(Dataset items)
◇ ◇ ◇ ◇ ◇

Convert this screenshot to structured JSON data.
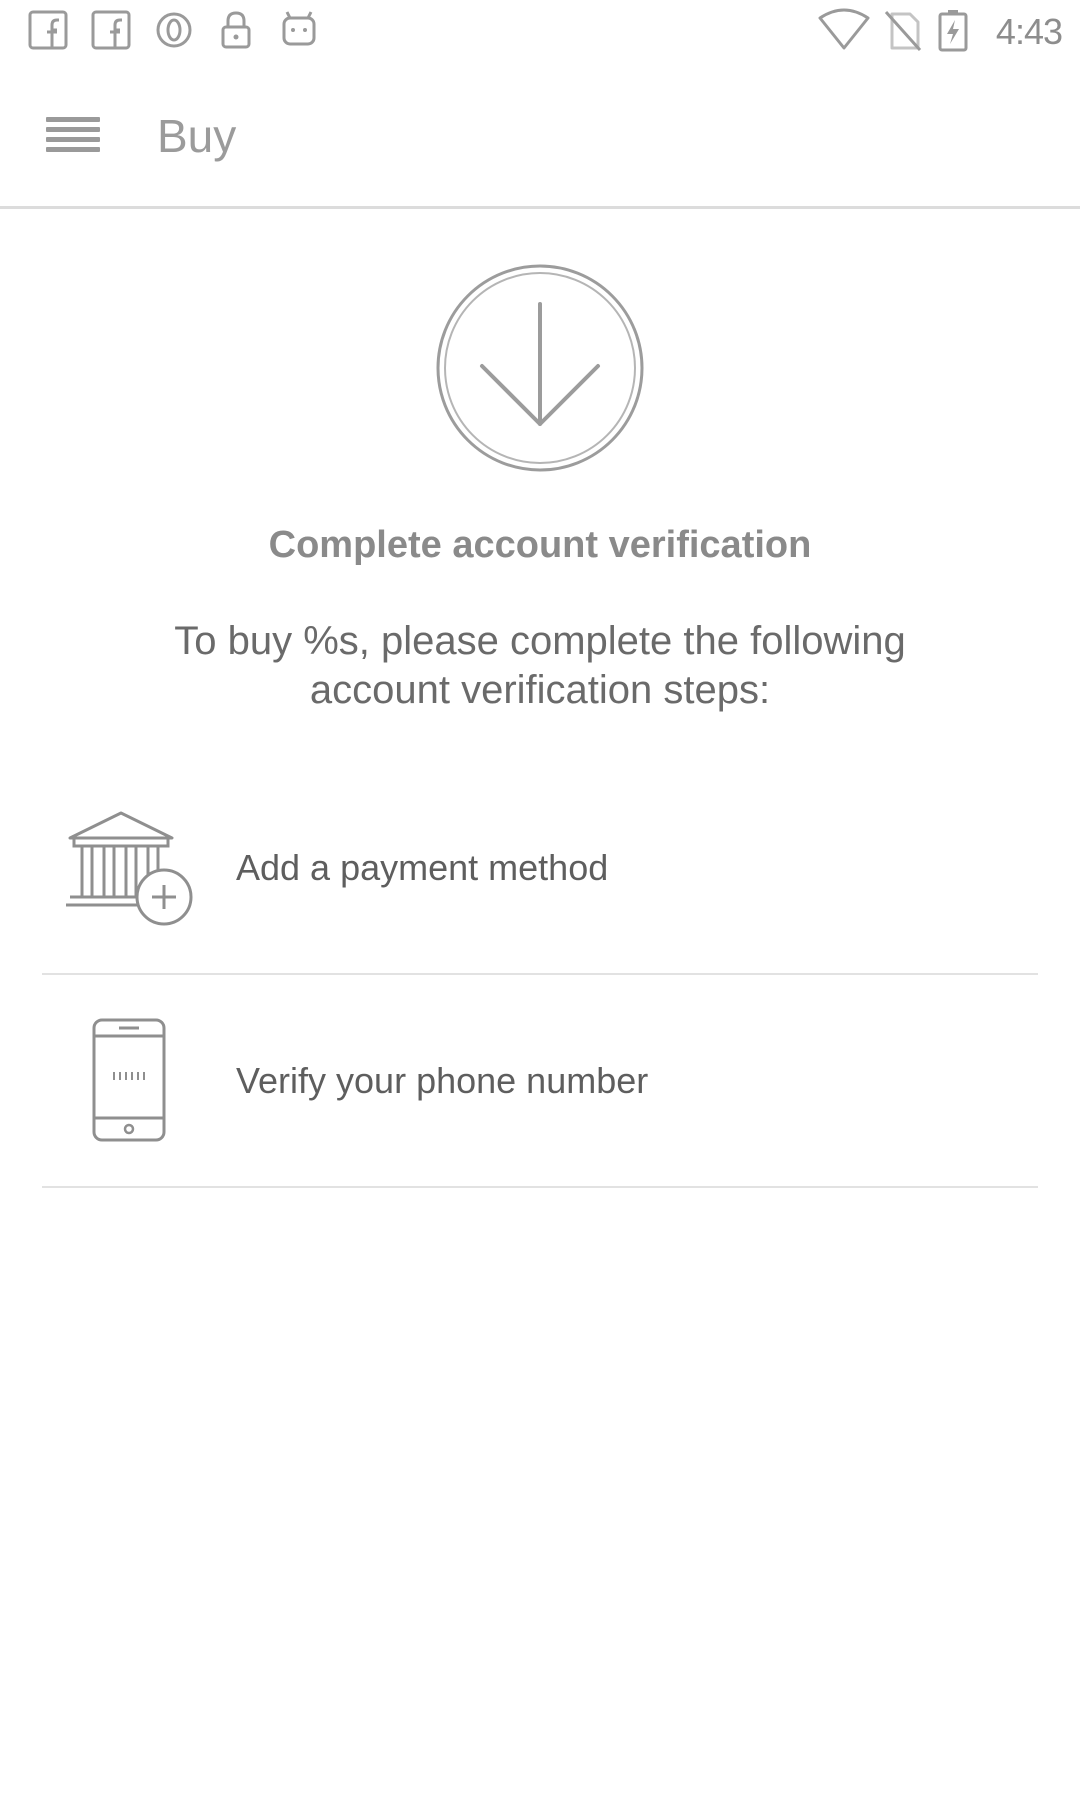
{
  "status_bar": {
    "icons": [
      "facebook-icon",
      "facebook-icon",
      "opera-icon",
      "lock-icon",
      "android-icon"
    ],
    "right_icons": [
      "wifi-icon",
      "no-sim-icon",
      "battery-charging-icon"
    ],
    "time": "4:43"
  },
  "app_bar": {
    "menu_icon": "menu-icon",
    "title": "Buy"
  },
  "content": {
    "hero_icon": "download-arrow-circle-icon",
    "heading": "Complete account verification",
    "subtext": "To buy %s, please complete the following account verification steps:",
    "steps": [
      {
        "icon": "bank-add-icon",
        "label": "Add a payment method"
      },
      {
        "icon": "phone-icon",
        "label": "Verify your phone number"
      }
    ]
  },
  "colors": {
    "background": "#ffffff",
    "icon_stroke": "#8f8f8f",
    "divider": "#e2e2e2"
  }
}
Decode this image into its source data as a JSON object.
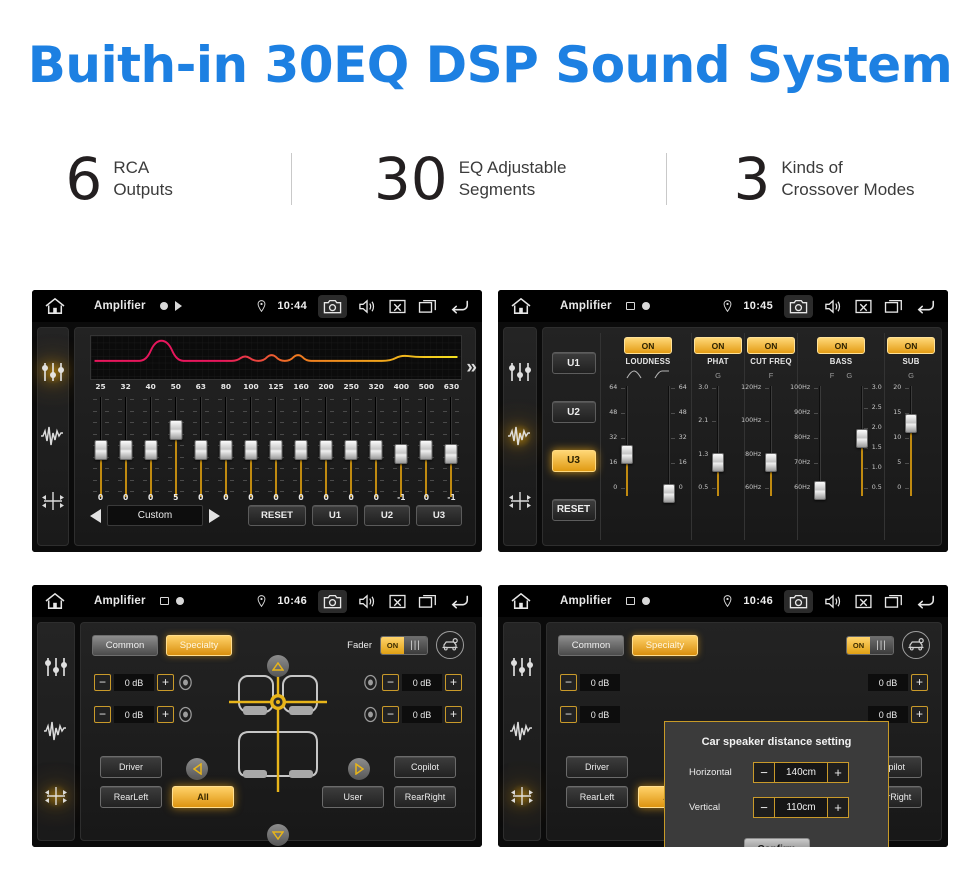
{
  "header": {
    "title": "Buith-in 30EQ DSP Sound System",
    "title_color": "#1d80e2",
    "stats": [
      {
        "number": "6",
        "line1": "RCA",
        "line2": "Outputs"
      },
      {
        "number": "30",
        "line1": "EQ Adjustable",
        "line2": "Segments"
      },
      {
        "number": "3",
        "line1": "Kinds of",
        "line2": "Crossover Modes"
      }
    ]
  },
  "panel1": {
    "statusbar": {
      "title": "Amplifier",
      "time": "10:44",
      "icons": [
        "home-icon",
        "record-dot-icon",
        "play-flag-icon",
        "location-pin-icon",
        "camera-icon",
        "volume-icon",
        "close-box-icon",
        "recents-icon",
        "back-icon"
      ]
    },
    "sidebar": [
      {
        "name": "equalizer-icon",
        "active": true
      },
      {
        "name": "waveform-icon",
        "active": false
      },
      {
        "name": "balance-icon",
        "active": false
      }
    ],
    "eq": {
      "frequencies": [
        "25",
        "32",
        "40",
        "50",
        "63",
        "80",
        "100",
        "125",
        "160",
        "200",
        "250",
        "320",
        "400",
        "500",
        "630"
      ],
      "values": [
        0,
        0,
        0,
        5,
        0,
        0,
        0,
        0,
        0,
        0,
        0,
        0,
        -1,
        0,
        -1
      ],
      "curve_colors": [
        "#e8165c",
        "#f07820",
        "#f2d520"
      ],
      "more_icon": "»"
    },
    "controls": {
      "prev_icon": "prev-arrow-icon",
      "preset": "Custom",
      "next_icon": "next-arrow-icon",
      "reset": "RESET",
      "presets": [
        "U1",
        "U2",
        "U3"
      ]
    }
  },
  "panel2": {
    "statusbar": {
      "title": "Amplifier",
      "time": "10:45"
    },
    "sidebar": [
      {
        "name": "equalizer-icon",
        "active": false
      },
      {
        "name": "waveform-icon",
        "active": true
      },
      {
        "name": "balance-icon",
        "active": false
      }
    ],
    "user_presets": [
      {
        "label": "U1",
        "selected": false
      },
      {
        "label": "U2",
        "selected": false
      },
      {
        "label": "U3",
        "selected": true
      }
    ],
    "reset_label": "RESET",
    "effects": [
      {
        "name": "LOUDNESS",
        "state": "ON",
        "headers": [
          "curve-down-icon",
          "curve-up-icon"
        ],
        "sliders": [
          {
            "labels_left": [
              "64",
              "48",
              "32",
              "16",
              "0"
            ],
            "labels_right": [],
            "value_pct": 42
          },
          {
            "labels_left": [],
            "labels_right": [
              "64",
              "48",
              "32",
              "16",
              "0"
            ],
            "value_pct": 4
          }
        ]
      },
      {
        "name": "PHAT",
        "state": "ON",
        "headers": [
          "G"
        ],
        "sliders": [
          {
            "labels_left": [
              "3.0",
              "2.1",
              "1.3",
              "0.5"
            ],
            "labels_right": [],
            "value_pct": 34
          }
        ]
      },
      {
        "name": "CUT FREQ",
        "state": "ON",
        "headers": [
          "F"
        ],
        "sliders": [
          {
            "labels_left": [
              "120Hz",
              "100Hz",
              "80Hz",
              "60Hz"
            ],
            "labels_right": [],
            "value_pct": 34
          }
        ]
      },
      {
        "name": "BASS",
        "state": "ON",
        "headers": [
          "F",
          "G"
        ],
        "sliders": [
          {
            "labels_left": [
              "100Hz",
              "90Hz",
              "80Hz",
              "70Hz",
              "60Hz"
            ],
            "labels_right": [],
            "value_pct": 7
          },
          {
            "labels_left": [],
            "labels_right": [
              "3.0",
              "2.5",
              "2.0",
              "1.5",
              "1.0",
              "0.5"
            ],
            "value_pct": 58
          }
        ]
      },
      {
        "name": "SUB",
        "state": "ON",
        "headers": [
          "G"
        ],
        "sliders": [
          {
            "labels_left": [
              "20",
              "15",
              "10",
              "5",
              "0"
            ],
            "labels_right": [],
            "value_pct": 73
          }
        ]
      }
    ]
  },
  "panel3": {
    "statusbar": {
      "title": "Amplifier",
      "time": "10:46"
    },
    "sidebar": [
      {
        "name": "equalizer-icon",
        "active": false
      },
      {
        "name": "waveform-icon",
        "active": false
      },
      {
        "name": "balance-icon",
        "active": true
      }
    ],
    "tabs": [
      {
        "label": "Common",
        "selected": false
      },
      {
        "label": "Specialty",
        "selected": true
      }
    ],
    "fader": {
      "label": "Fader",
      "state_on": "ON",
      "car_settings_icon": "car-settings-icon"
    },
    "steppers": [
      {
        "position": "front-left",
        "minus": "−",
        "value": "0 dB",
        "plus": "+"
      },
      {
        "position": "front-right",
        "minus": "−",
        "value": "0 dB",
        "plus": "+"
      },
      {
        "position": "rear-left",
        "minus": "−",
        "value": "0 dB",
        "plus": "+"
      },
      {
        "position": "rear-right",
        "minus": "−",
        "value": "0 dB",
        "plus": "+"
      }
    ],
    "seat_buttons": [
      {
        "label": "Driver",
        "selected": false
      },
      {
        "label": "Copilot",
        "selected": false
      },
      {
        "label": "RearLeft",
        "selected": false
      },
      {
        "label": "All",
        "selected": true
      },
      {
        "label": "User",
        "selected": false
      },
      {
        "label": "RearRight",
        "selected": false
      }
    ],
    "nav_icons": [
      "up-arrow-icon",
      "left-arrow-icon",
      "right-arrow-icon",
      "down-arrow-icon"
    ]
  },
  "panel4": {
    "statusbar": {
      "title": "Amplifier",
      "time": "10:46"
    },
    "dialog": {
      "title": "Car speaker distance setting",
      "rows": [
        {
          "label": "Horizontal",
          "minus": "−",
          "value": "140cm",
          "plus": "+"
        },
        {
          "label": "Vertical",
          "minus": "−",
          "value": "110cm",
          "plus": "+"
        }
      ],
      "confirm": "Confirm",
      "border_color": "#c79a27"
    }
  },
  "colors": {
    "accent_gold": "#e3a018",
    "panel_bg": "#1d1d1d",
    "screen_black": "#070707",
    "slider_fill": "#c08a10"
  }
}
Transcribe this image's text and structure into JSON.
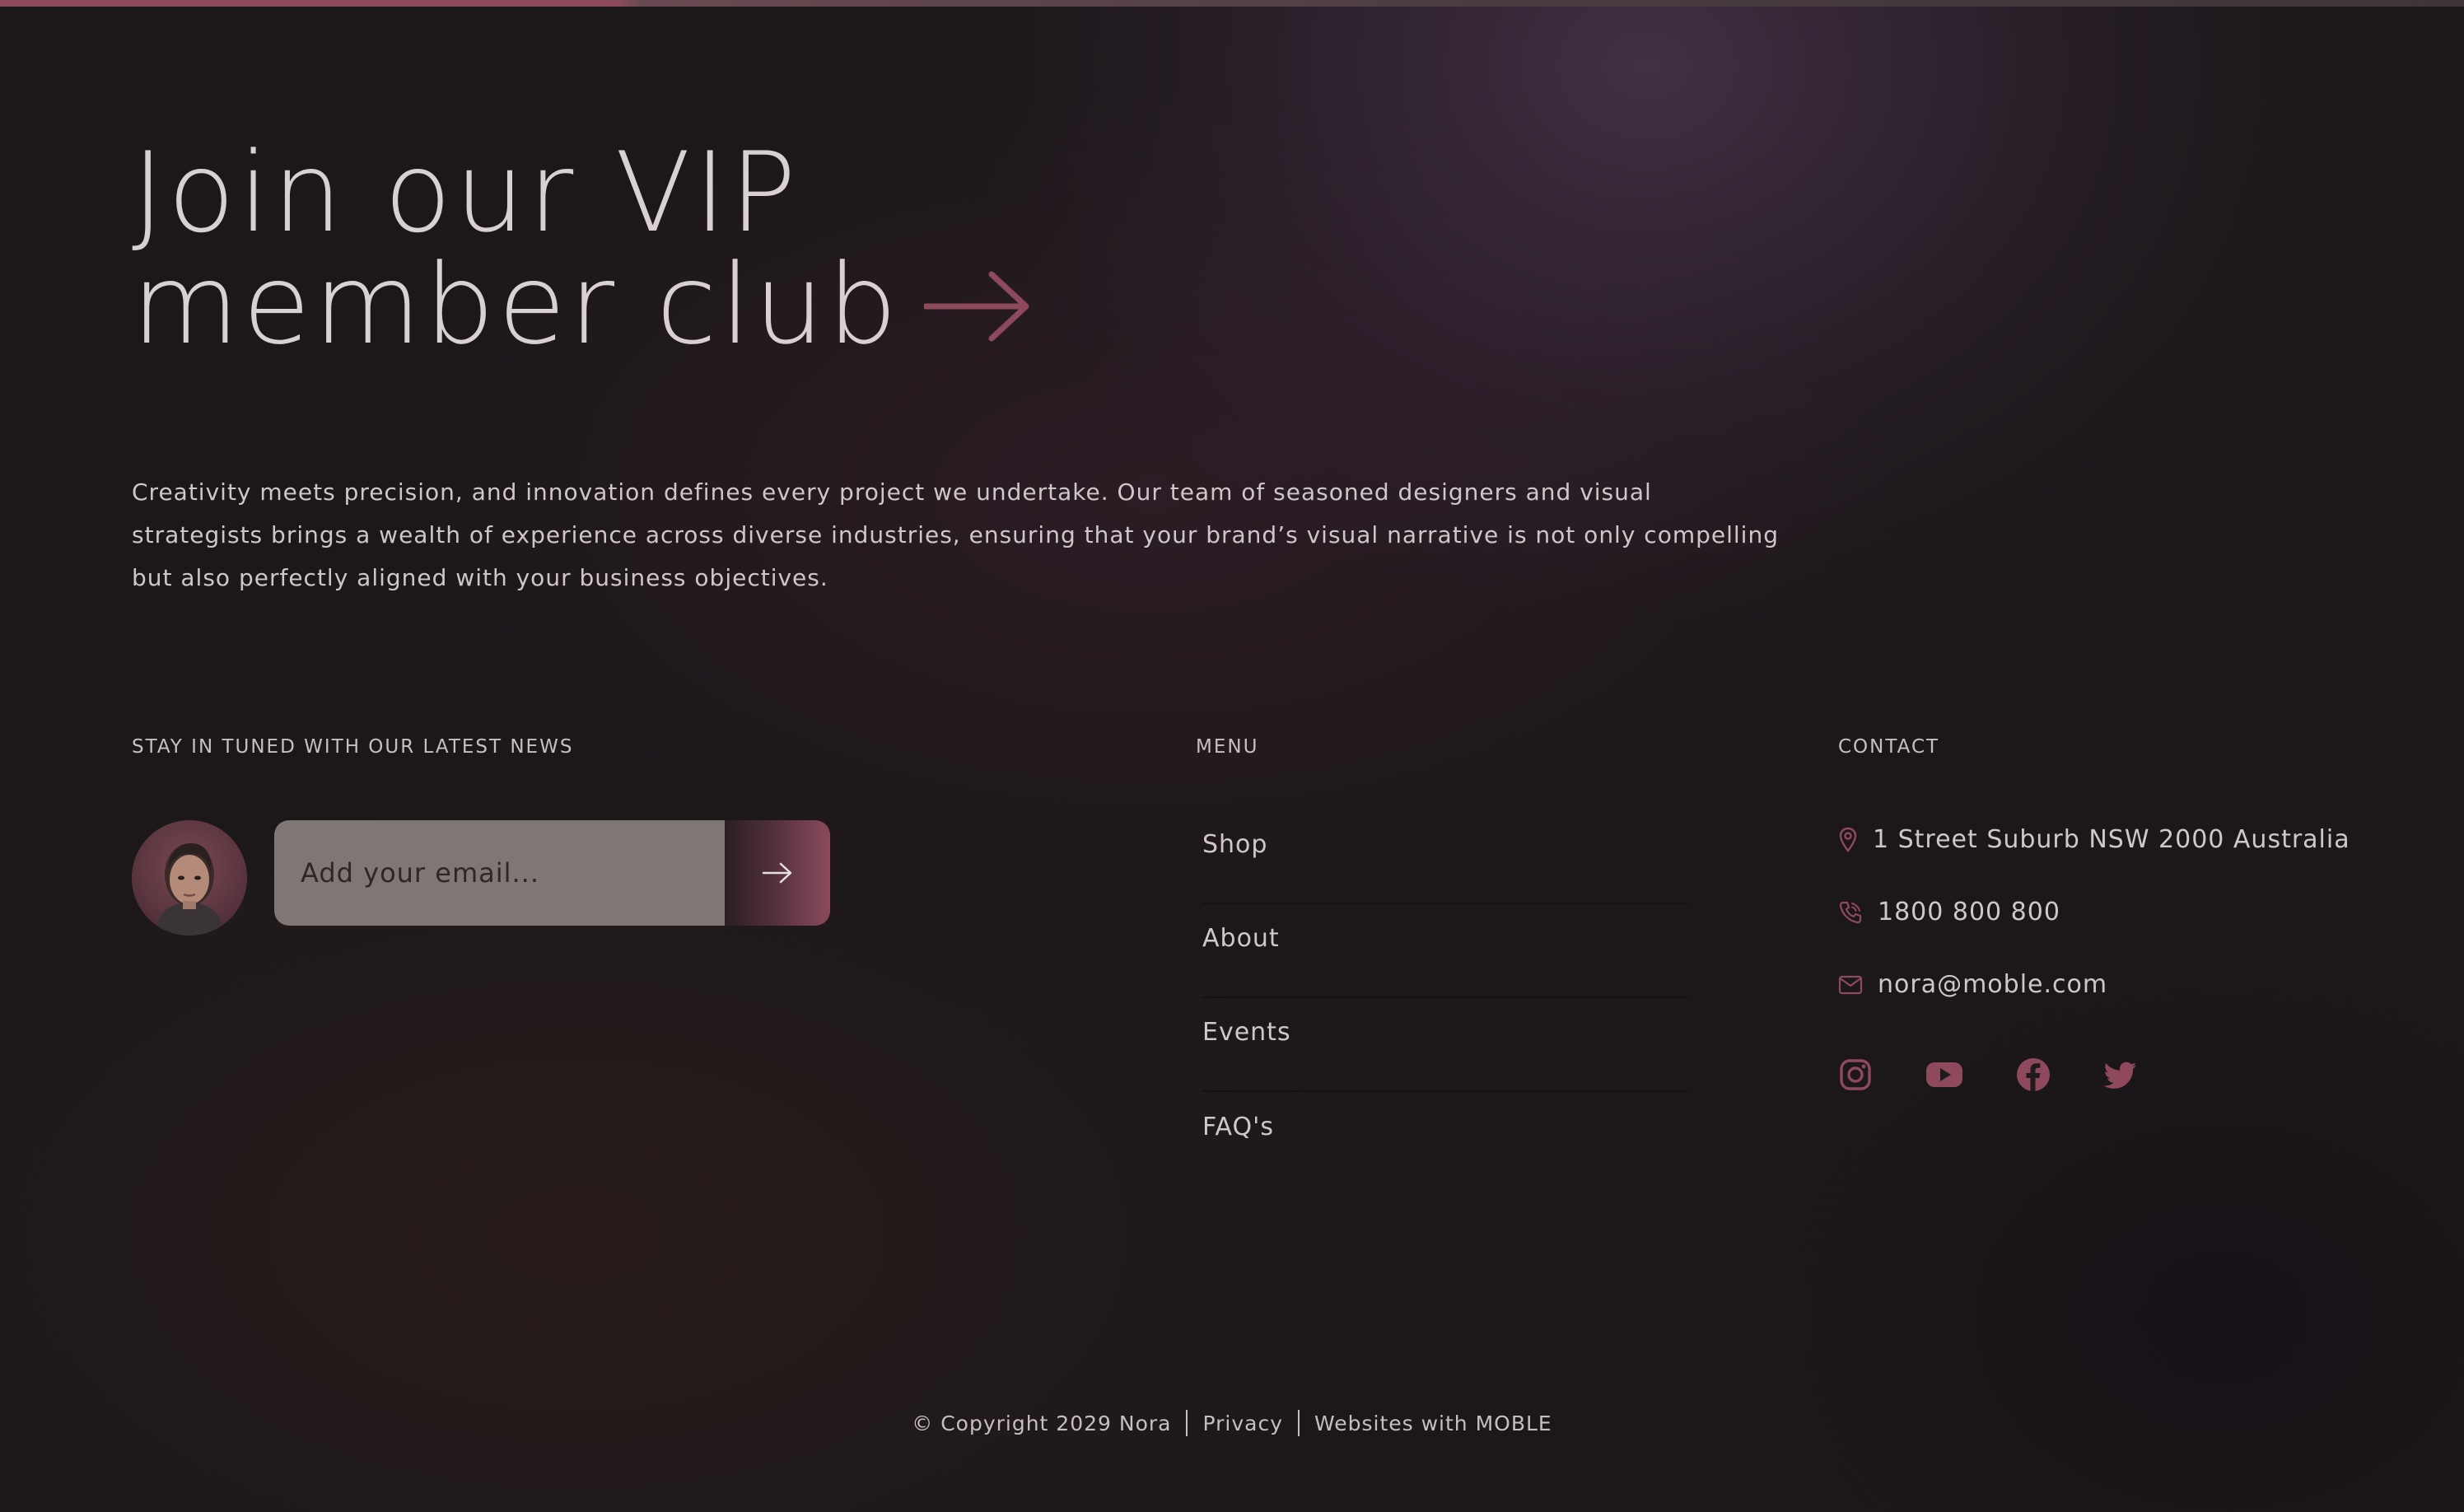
{
  "hero": {
    "headline_line1": "Join our VIP",
    "headline_line2": "member club",
    "intro": "Creativity meets precision, and innovation defines every project we undertake. Our team of seasoned designers and visual strategists brings a wealth of experience across diverse industries, ensuring that your brand’s visual narrative is not only compelling but also perfectly aligned with your business objectives."
  },
  "newsletter": {
    "label": "STAY IN TUNED WITH OUR LATEST NEWS",
    "email_placeholder": "Add your email...",
    "email_value": ""
  },
  "menu": {
    "label": "MENU",
    "items": [
      {
        "label": "Shop"
      },
      {
        "label": "About"
      },
      {
        "label": "Events"
      },
      {
        "label": "FAQ's"
      }
    ]
  },
  "contact": {
    "label": "CONTACT",
    "address": "1 Street Suburb NSW 2000 Australia",
    "phone": "1800 800 800",
    "email": "nora@moble.com",
    "icons": [
      "map-pin-icon",
      "phone-icon",
      "mail-icon"
    ],
    "socials": [
      "instagram-icon",
      "youtube-icon",
      "facebook-icon",
      "twitter-icon"
    ]
  },
  "footer": {
    "copyright": "© Copyright 2029 Nora",
    "privacy": "Privacy",
    "credit": "Websites with MOBLE"
  },
  "colors": {
    "accent": "#8e4a5c",
    "text": "#d0c7ca",
    "background": "#1c181a"
  }
}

◇ ◇ ◇ ◇ ◇

Check each line above for the string "steps" and show the ones that have it.

Result of this exercise:
    "subtext": "To buy %s, please complete the following account verification steps:",
    "steps": [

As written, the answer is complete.